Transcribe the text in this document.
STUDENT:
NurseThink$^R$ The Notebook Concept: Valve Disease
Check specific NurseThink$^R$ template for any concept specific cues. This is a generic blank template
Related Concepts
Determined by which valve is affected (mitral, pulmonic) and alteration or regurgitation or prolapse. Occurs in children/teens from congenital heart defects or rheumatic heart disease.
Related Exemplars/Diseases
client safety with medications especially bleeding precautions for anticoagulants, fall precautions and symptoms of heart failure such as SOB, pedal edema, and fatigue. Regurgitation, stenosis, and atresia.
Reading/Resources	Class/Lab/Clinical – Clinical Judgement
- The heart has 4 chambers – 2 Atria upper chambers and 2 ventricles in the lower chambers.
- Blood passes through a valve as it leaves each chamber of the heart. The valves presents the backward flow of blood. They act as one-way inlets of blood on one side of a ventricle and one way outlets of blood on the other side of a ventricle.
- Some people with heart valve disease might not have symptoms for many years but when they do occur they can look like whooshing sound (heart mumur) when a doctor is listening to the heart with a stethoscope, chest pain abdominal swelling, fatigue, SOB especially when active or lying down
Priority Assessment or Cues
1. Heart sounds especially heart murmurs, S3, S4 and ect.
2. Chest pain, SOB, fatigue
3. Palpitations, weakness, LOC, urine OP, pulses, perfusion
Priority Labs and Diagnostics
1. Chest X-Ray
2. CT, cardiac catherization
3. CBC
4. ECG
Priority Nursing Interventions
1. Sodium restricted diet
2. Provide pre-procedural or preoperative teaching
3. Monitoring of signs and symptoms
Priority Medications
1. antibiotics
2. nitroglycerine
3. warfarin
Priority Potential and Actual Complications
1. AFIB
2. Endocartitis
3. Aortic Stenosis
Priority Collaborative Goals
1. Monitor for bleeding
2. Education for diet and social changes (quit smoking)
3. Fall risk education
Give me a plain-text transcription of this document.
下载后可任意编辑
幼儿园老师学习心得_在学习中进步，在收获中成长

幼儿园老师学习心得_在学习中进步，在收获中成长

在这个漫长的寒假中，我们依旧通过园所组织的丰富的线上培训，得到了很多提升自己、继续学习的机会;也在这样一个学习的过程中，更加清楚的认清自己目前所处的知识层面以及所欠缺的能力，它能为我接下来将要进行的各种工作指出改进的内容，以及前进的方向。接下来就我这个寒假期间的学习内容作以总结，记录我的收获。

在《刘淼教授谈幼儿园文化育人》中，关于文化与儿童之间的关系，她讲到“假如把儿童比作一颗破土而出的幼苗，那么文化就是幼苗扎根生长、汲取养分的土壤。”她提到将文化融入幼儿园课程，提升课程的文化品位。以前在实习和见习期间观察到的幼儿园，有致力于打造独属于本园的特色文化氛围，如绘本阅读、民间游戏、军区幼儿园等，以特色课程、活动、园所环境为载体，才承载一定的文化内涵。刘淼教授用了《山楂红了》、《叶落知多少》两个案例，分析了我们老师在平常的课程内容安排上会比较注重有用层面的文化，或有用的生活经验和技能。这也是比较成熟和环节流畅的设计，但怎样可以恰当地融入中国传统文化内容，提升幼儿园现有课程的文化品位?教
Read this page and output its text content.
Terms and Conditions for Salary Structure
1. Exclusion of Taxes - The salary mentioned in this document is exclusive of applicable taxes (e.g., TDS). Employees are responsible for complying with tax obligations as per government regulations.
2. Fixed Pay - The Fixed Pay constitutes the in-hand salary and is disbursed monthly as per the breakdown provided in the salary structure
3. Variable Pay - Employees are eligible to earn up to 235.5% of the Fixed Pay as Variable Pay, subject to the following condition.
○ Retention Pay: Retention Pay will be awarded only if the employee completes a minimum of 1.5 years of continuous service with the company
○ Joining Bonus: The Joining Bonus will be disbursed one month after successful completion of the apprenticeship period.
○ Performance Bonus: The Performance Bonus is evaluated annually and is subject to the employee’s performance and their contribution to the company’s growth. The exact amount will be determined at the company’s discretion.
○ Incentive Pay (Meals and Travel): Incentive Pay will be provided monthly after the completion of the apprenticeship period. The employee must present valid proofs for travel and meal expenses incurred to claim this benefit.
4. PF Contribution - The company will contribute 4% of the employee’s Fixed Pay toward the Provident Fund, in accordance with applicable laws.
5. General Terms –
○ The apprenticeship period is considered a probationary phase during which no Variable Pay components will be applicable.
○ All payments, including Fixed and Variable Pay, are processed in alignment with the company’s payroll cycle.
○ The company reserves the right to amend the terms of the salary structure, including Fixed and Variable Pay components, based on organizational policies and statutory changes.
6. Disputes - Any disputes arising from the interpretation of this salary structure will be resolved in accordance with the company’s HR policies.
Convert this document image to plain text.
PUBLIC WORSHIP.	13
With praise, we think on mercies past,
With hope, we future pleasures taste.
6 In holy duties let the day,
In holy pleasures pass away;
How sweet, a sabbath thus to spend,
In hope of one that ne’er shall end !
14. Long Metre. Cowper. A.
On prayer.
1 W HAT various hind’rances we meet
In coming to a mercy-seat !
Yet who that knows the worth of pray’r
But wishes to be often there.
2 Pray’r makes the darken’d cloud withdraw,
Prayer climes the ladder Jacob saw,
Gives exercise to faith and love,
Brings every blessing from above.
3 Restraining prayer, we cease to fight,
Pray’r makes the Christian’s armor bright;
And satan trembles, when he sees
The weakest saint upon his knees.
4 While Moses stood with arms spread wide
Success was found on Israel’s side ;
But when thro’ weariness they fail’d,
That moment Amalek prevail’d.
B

++++++++

> What to do:
Copy out every line that includes the word "when".

> Correct result:
- Some people with heart valve disease might not have symptoms for many years but when they do occur they can look like whooshing sound (heart mumur) when a doctor is listening to the heart with a stethoscope, chest pain abdominal swelling, fatigue, SOB especially when active or lying down
And satan trembles, when he sees
But when thro’ weariness they fail’d,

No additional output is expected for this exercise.